*Directions*. Output the records exactly as they appear, with no pictures included.

Data excerpts
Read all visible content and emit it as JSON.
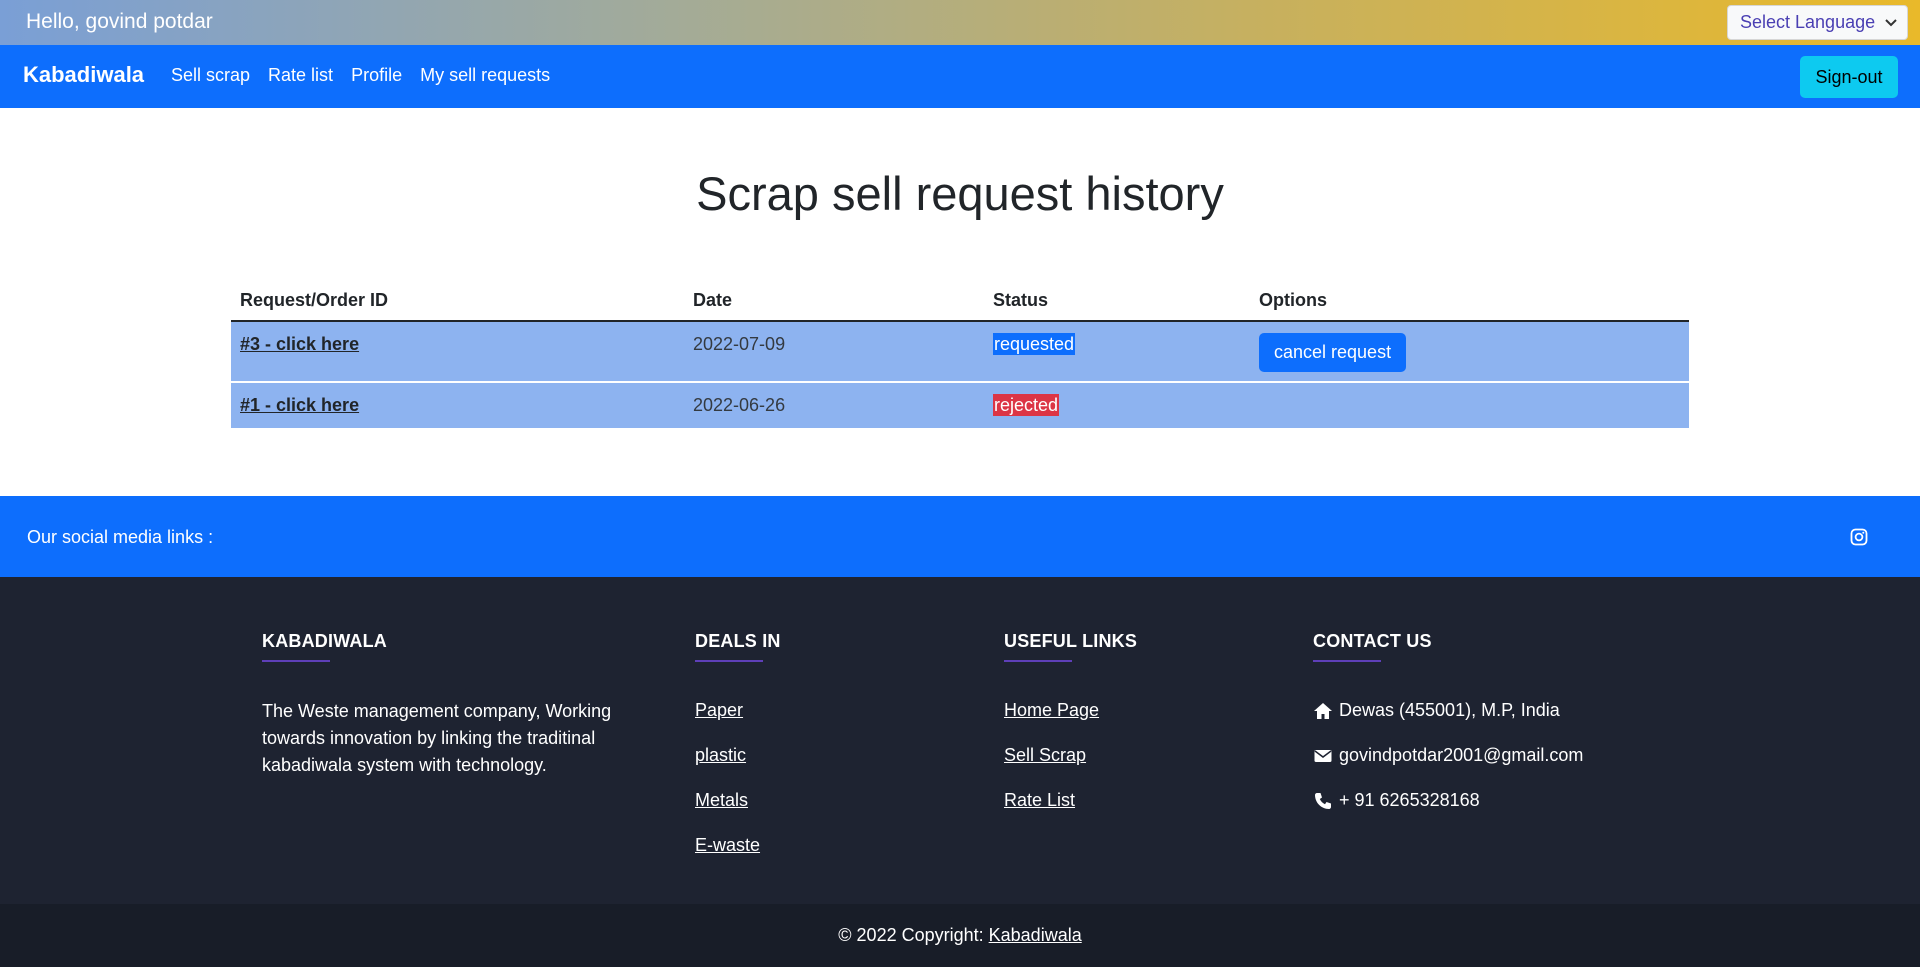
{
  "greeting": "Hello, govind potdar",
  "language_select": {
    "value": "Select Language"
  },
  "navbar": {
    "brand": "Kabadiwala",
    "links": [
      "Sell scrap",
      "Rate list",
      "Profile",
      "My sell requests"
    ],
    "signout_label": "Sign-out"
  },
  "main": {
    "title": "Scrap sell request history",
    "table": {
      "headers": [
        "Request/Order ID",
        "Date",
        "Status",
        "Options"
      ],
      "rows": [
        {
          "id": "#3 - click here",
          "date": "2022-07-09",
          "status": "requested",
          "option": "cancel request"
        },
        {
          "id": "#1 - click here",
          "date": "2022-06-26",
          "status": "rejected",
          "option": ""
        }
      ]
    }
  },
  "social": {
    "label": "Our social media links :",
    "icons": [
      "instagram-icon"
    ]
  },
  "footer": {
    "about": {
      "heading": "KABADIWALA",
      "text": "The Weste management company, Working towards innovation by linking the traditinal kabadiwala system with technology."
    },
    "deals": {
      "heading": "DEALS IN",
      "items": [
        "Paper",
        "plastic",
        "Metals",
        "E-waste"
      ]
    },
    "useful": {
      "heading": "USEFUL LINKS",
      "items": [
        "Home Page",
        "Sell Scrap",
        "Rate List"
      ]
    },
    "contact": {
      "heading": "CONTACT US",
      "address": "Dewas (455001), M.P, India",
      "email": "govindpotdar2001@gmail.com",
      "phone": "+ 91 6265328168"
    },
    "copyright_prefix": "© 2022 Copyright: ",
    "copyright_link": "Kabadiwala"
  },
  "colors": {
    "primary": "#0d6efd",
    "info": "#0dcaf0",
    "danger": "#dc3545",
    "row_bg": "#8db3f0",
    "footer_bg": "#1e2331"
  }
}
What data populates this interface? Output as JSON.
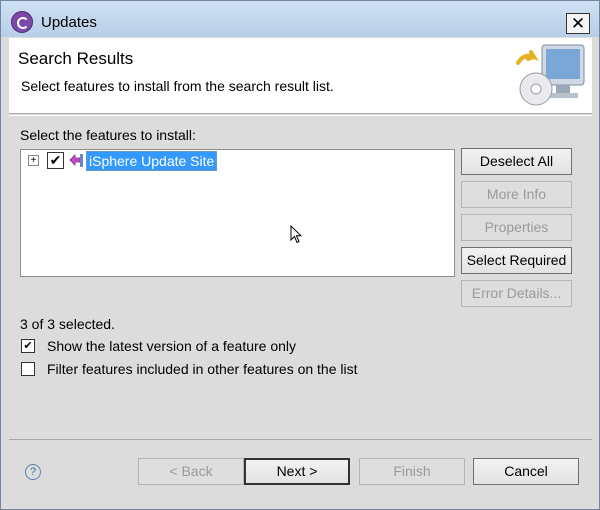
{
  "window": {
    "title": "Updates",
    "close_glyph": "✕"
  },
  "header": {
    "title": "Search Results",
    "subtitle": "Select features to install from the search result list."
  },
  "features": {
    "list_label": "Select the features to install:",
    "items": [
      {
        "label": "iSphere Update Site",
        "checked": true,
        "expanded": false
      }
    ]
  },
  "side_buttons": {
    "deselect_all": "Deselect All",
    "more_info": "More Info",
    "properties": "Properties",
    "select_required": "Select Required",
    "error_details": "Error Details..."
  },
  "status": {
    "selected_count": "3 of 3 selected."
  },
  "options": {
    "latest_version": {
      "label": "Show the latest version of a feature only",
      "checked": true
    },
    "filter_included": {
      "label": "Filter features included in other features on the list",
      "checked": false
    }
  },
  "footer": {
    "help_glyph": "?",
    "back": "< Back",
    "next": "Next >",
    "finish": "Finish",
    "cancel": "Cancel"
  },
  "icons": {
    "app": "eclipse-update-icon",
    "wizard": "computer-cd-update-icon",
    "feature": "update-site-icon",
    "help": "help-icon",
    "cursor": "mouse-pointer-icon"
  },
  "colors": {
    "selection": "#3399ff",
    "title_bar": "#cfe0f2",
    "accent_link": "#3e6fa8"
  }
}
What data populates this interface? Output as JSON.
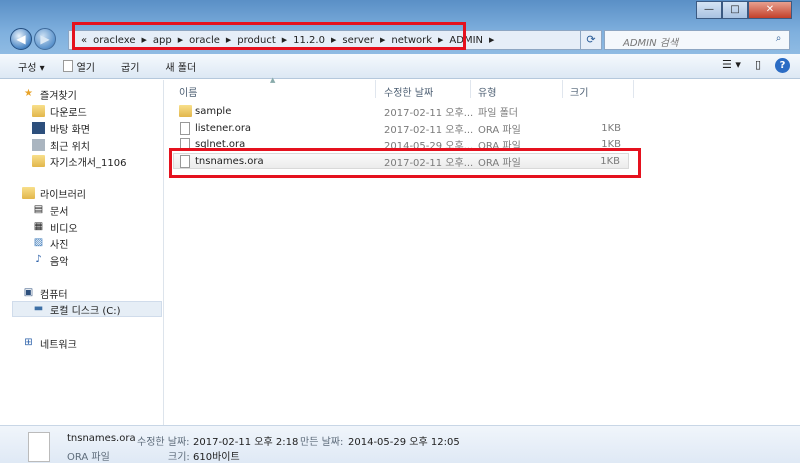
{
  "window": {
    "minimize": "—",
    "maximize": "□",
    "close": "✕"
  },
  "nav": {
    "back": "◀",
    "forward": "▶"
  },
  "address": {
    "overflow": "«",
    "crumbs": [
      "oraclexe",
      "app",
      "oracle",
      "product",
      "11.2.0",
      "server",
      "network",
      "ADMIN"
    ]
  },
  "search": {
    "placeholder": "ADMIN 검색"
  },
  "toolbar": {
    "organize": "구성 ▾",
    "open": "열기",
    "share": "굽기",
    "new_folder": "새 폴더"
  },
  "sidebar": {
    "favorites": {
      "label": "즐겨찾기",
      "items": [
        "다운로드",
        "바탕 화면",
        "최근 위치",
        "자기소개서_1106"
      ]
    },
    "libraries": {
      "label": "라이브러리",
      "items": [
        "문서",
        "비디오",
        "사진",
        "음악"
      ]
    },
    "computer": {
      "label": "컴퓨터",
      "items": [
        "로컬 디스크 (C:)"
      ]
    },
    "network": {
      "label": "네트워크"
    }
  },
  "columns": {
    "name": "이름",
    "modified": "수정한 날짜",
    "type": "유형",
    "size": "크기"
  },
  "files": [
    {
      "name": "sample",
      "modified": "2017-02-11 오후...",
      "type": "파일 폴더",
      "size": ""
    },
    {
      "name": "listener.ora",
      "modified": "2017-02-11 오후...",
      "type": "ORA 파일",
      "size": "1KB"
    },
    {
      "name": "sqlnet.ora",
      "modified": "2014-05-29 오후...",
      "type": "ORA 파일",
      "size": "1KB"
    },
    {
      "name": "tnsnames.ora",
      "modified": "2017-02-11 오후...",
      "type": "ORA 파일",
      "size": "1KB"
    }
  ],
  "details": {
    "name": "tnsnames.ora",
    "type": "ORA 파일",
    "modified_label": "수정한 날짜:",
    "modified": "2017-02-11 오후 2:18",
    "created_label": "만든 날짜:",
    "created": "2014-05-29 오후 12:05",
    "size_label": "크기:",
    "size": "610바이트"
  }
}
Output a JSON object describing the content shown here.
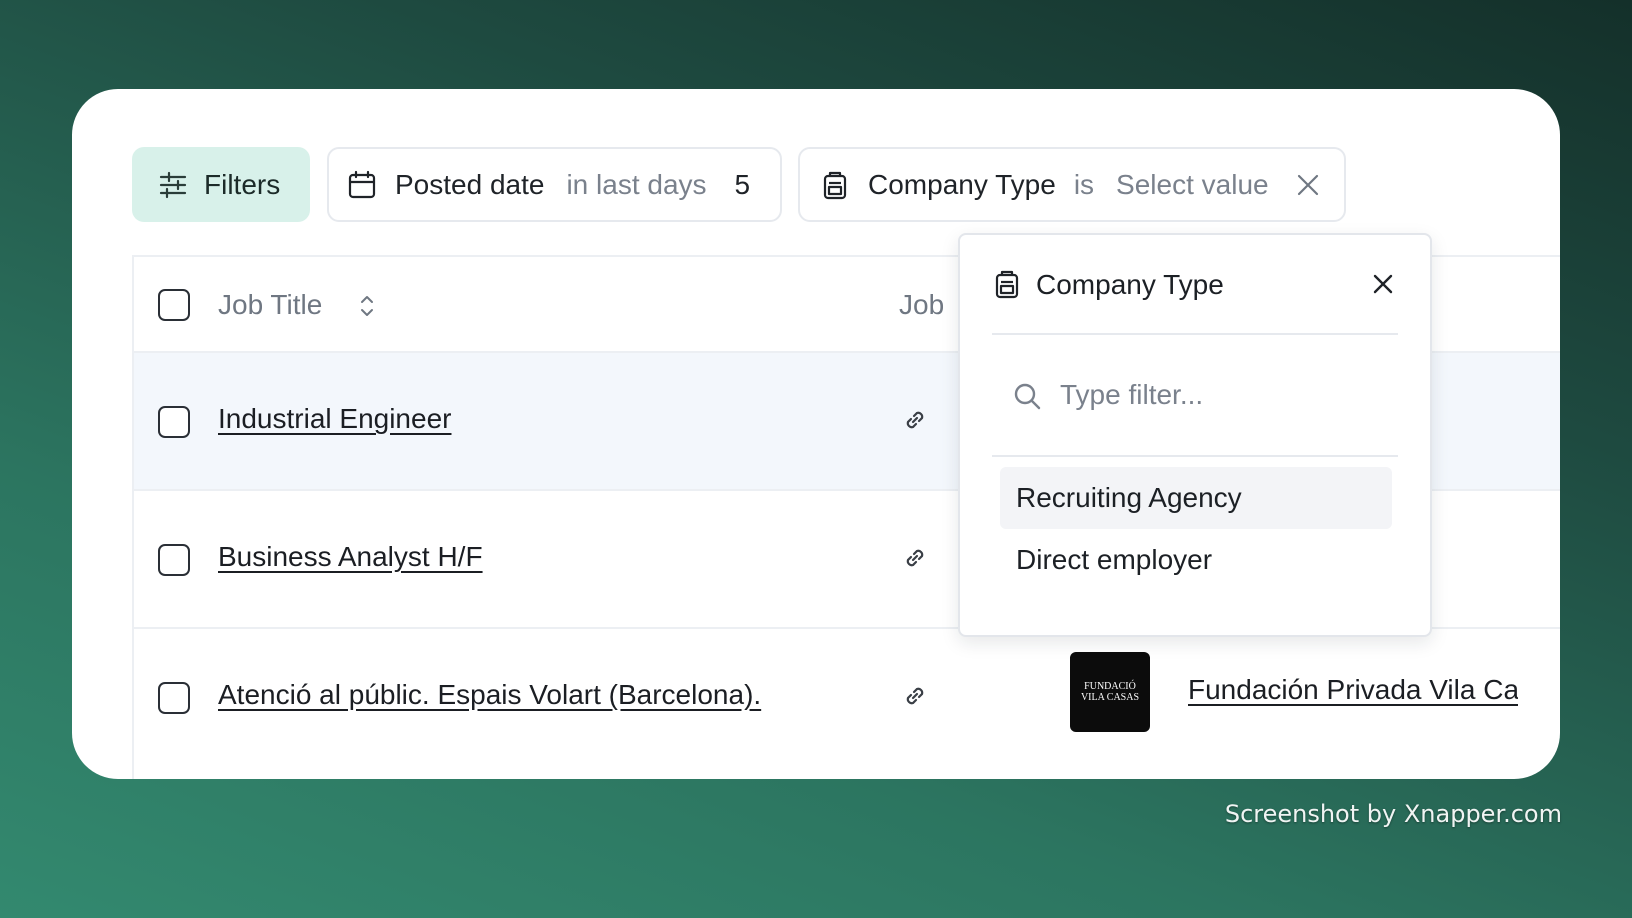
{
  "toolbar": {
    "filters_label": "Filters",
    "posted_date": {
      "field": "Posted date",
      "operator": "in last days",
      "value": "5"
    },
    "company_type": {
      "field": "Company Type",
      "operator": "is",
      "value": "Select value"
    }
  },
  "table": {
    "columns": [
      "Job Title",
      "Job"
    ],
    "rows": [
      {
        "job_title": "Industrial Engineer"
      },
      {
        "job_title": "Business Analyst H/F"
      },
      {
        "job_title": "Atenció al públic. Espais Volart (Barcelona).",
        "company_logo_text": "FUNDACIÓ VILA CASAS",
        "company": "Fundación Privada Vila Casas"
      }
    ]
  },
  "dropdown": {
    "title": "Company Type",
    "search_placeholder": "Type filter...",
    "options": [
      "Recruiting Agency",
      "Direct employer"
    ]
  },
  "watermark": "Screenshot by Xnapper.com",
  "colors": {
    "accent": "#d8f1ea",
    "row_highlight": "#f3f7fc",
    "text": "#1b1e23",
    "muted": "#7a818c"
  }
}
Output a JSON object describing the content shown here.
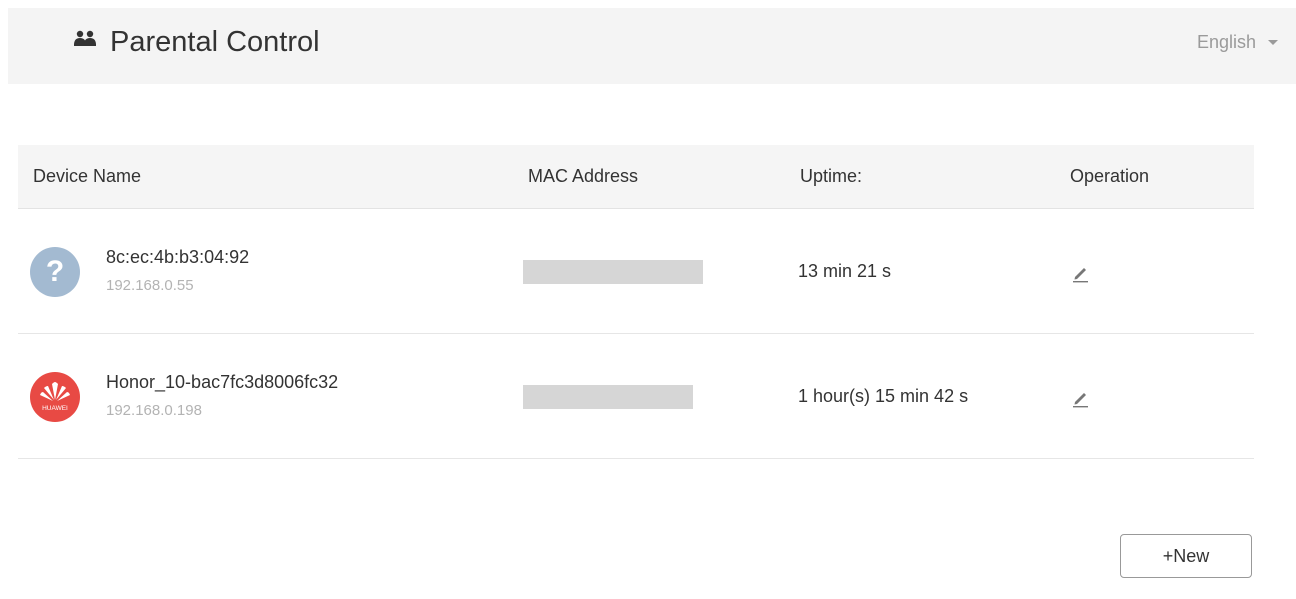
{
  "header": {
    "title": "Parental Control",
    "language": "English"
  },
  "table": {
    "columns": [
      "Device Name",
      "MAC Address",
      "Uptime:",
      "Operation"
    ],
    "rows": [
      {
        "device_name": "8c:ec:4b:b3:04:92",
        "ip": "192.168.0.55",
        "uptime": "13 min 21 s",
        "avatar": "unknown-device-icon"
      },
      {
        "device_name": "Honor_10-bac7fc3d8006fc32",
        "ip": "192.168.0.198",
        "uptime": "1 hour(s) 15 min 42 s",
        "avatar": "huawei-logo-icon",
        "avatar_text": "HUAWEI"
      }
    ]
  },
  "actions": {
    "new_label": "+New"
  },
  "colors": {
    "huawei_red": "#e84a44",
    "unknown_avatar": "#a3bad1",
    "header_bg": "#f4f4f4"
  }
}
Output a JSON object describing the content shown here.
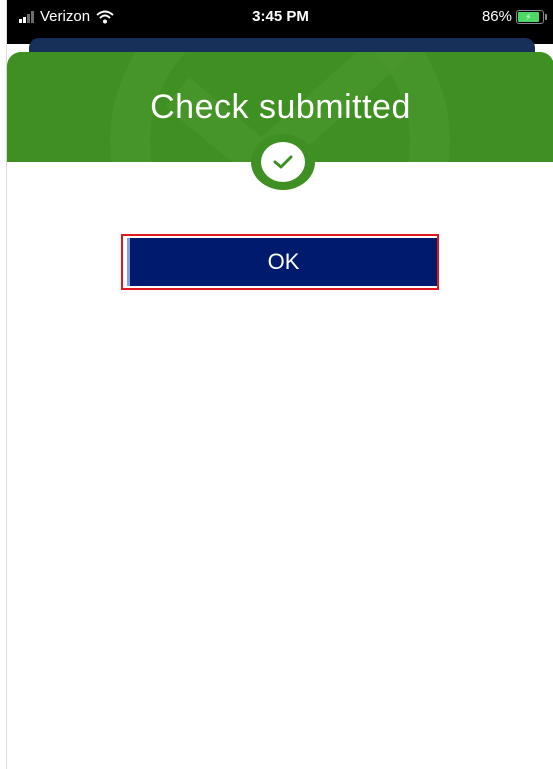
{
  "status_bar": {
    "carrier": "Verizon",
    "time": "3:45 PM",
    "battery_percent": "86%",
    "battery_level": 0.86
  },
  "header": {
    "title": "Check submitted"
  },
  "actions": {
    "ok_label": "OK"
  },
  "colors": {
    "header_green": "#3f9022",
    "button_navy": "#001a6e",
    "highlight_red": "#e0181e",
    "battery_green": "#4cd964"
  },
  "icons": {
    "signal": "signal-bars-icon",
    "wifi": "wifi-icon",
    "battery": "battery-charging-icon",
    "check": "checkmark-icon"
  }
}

*Solution*.
Read all visible content and emit it as JSON.
{
  "greeting": "Hello, govind potdar",
  "language_select": {
    "value": "Select Language"
  },
  "navbar": {
    "brand": "Kabadiwala",
    "links": [
      "Sell scrap",
      "Rate list",
      "Profile",
      "My sell requests"
    ],
    "signout_label": "Sign-out"
  },
  "main": {
    "title": "Scrap sell request history",
    "table": {
      "headers": [
        "Request/Order ID",
        "Date",
        "Status",
        "Options"
      ],
      "rows": [
        {
          "id": "#3 - click here",
          "date": "2022-07-09",
          "status": "requested",
          "option": "cancel request"
        },
        {
          "id": "#1 - click here",
          "date": "2022-06-26",
          "status": "rejected",
          "option": ""
        }
      ]
    }
  },
  "social": {
    "label": "Our social media links :",
    "icons": [
      "instagram-icon"
    ]
  },
  "footer": {
    "about": {
      "heading": "KABADIWALA",
      "text": "The Weste management company, Working towards innovation by linking the traditinal kabadiwala system with technology."
    },
    "deals": {
      "heading": "DEALS IN",
      "items": [
        "Paper",
        "plastic",
        "Metals",
        "E-waste"
      ]
    },
    "useful": {
      "heading": "USEFUL LINKS",
      "items": [
        "Home Page",
        "Sell Scrap",
        "Rate List"
      ]
    },
    "contact": {
      "heading": "CONTACT US",
      "address": "Dewas (455001), M.P, India",
      "email": "govindpotdar2001@gmail.com",
      "phone": "+ 91 6265328168"
    },
    "copyright_prefix": "© 2022 Copyright: ",
    "copyright_link": "Kabadiwala"
  },
  "colors": {
    "primary": "#0d6efd",
    "info": "#0dcaf0",
    "danger": "#dc3545",
    "row_bg": "#8db3f0",
    "footer_bg": "#1e2331"
  }
}
What data populates this interface? Output as JSON.
{
  "window": {
    "title": "Updates",
    "close_glyph": "✕"
  },
  "header": {
    "title": "Search Results",
    "subtitle": "Select features to install from the search result list."
  },
  "features": {
    "list_label": "Select the features to install:",
    "items": [
      {
        "label": "iSphere Update Site",
        "checked": true,
        "expanded": false
      }
    ]
  },
  "side_buttons": {
    "deselect_all": "Deselect All",
    "more_info": "More Info",
    "properties": "Properties",
    "select_required": "Select Required",
    "error_details": "Error Details..."
  },
  "status": {
    "selected_count": "3 of 3 selected."
  },
  "options": {
    "latest_version": {
      "label": "Show the latest version of a feature only",
      "checked": true
    },
    "filter_included": {
      "label": "Filter features included in other features on the list",
      "checked": false
    }
  },
  "footer": {
    "help_glyph": "?",
    "back": "< Back",
    "next": "Next >",
    "finish": "Finish",
    "cancel": "Cancel"
  },
  "icons": {
    "app": "eclipse-update-icon",
    "wizard": "computer-cd-update-icon",
    "feature": "update-site-icon",
    "help": "help-icon",
    "cursor": "mouse-pointer-icon"
  },
  "colors": {
    "selection": "#3399ff",
    "title_bar": "#cfe0f2",
    "accent_link": "#3e6fa8"
  }
}
What data populates this interface? Output as JSON.
{
  "window": {
    "minimize": "—",
    "maximize": "□",
    "close": "✕"
  },
  "nav": {
    "back": "◀",
    "forward": "▶"
  },
  "address": {
    "overflow": "«",
    "crumbs": [
      "oraclexe",
      "app",
      "oracle",
      "product",
      "11.2.0",
      "server",
      "network",
      "ADMIN"
    ]
  },
  "search": {
    "placeholder": "ADMIN 검색"
  },
  "toolbar": {
    "organize": "구성 ▾",
    "open": "열기",
    "share": "굽기",
    "new_folder": "새 폴더"
  },
  "sidebar": {
    "favorites": {
      "label": "즐겨찾기",
      "items": [
        "다운로드",
        "바탕 화면",
        "최근 위치",
        "자기소개서_1106"
      ]
    },
    "libraries": {
      "label": "라이브러리",
      "items": [
        "문서",
        "비디오",
        "사진",
        "음악"
      ]
    },
    "computer": {
      "label": "컴퓨터",
      "items": [
        "로컬 디스크 (C:)"
      ]
    },
    "network": {
      "label": "네트워크"
    }
  },
  "columns": {
    "name": "이름",
    "modified": "수정한 날짜",
    "type": "유형",
    "size": "크기"
  },
  "files": [
    {
      "name": "sample",
      "modified": "2017-02-11 오후...",
      "type": "파일 폴더",
      "size": ""
    },
    {
      "name": "listener.ora",
      "modified": "2017-02-11 오후...",
      "type": "ORA 파일",
      "size": "1KB"
    },
    {
      "name": "sqlnet.ora",
      "modified": "2014-05-29 오후...",
      "type": "ORA 파일",
      "size": "1KB"
    },
    {
      "name": "tnsnames.ora",
      "modified": "2017-02-11 오후...",
      "type": "ORA 파일",
      "size": "1KB"
    }
  ],
  "details": {
    "name": "tnsnames.ora",
    "type": "ORA 파일",
    "modified_label": "수정한 날짜:",
    "modified": "2017-02-11 오후 2:18",
    "created_label": "만든 날짜:",
    "created": "2014-05-29 오후 12:05",
    "size_label": "크기:",
    "size": "610바이트"
  }
}
Output a JSON object describing the content shown here.
{
  "toolbar": {
    "filters_label": "Filters",
    "posted_date": {
      "field": "Posted date",
      "operator": "in last days",
      "value": "5"
    },
    "company_type": {
      "field": "Company Type",
      "operator": "is",
      "value": "Select value"
    }
  },
  "table": {
    "columns": [
      "Job Title",
      "Job"
    ],
    "rows": [
      {
        "job_title": "Industrial Engineer"
      },
      {
        "job_title": "Business Analyst H/F"
      },
      {
        "job_title": "Atenció al públic. Espais Volart (Barcelona).",
        "company_logo_text": "FUNDACIÓ VILA CASAS",
        "company": "Fundación Privada Vila Casas"
      }
    ]
  },
  "dropdown": {
    "title": "Company Type",
    "search_placeholder": "Type filter...",
    "options": [
      "Recruiting Agency",
      "Direct employer"
    ]
  },
  "watermark": "Screenshot by Xnapper.com",
  "colors": {
    "accent": "#d8f1ea",
    "row_highlight": "#f3f7fc",
    "text": "#1b1e23",
    "muted": "#7a818c"
  }
}
Output a JSON object describing the content shown here.
{
  "header": {
    "title": "Parental Control",
    "language": "English"
  },
  "table": {
    "columns": [
      "Device Name",
      "MAC Address",
      "Uptime:",
      "Operation"
    ],
    "rows": [
      {
        "device_name": "8c:ec:4b:b3:04:92",
        "ip": "192.168.0.55",
        "uptime": "13 min 21 s",
        "avatar": "unknown-device-icon"
      },
      {
        "device_name": "Honor_10-bac7fc3d8006fc32",
        "ip": "192.168.0.198",
        "uptime": "1 hour(s) 15 min 42 s",
        "avatar": "huawei-logo-icon",
        "avatar_text": "HUAWEI"
      }
    ]
  },
  "actions": {
    "new_label": "+New"
  },
  "colors": {
    "huawei_red": "#e84a44",
    "unknown_avatar": "#a3bad1",
    "header_bg": "#f4f4f4"
  }
}
Output a JSON object describing the content shown here.
{
  "status_bar": {
    "carrier": "Verizon",
    "time": "3:45 PM",
    "battery_percent": "86%",
    "battery_level": 0.86
  },
  "header": {
    "title": "Check submitted"
  },
  "actions": {
    "ok_label": "OK"
  },
  "colors": {
    "header_green": "#3f9022",
    "button_navy": "#001a6e",
    "highlight_red": "#e0181e",
    "battery_green": "#4cd964"
  },
  "icons": {
    "signal": "signal-bars-icon",
    "wifi": "wifi-icon",
    "battery": "battery-charging-icon",
    "check": "checkmark-icon"
  }
}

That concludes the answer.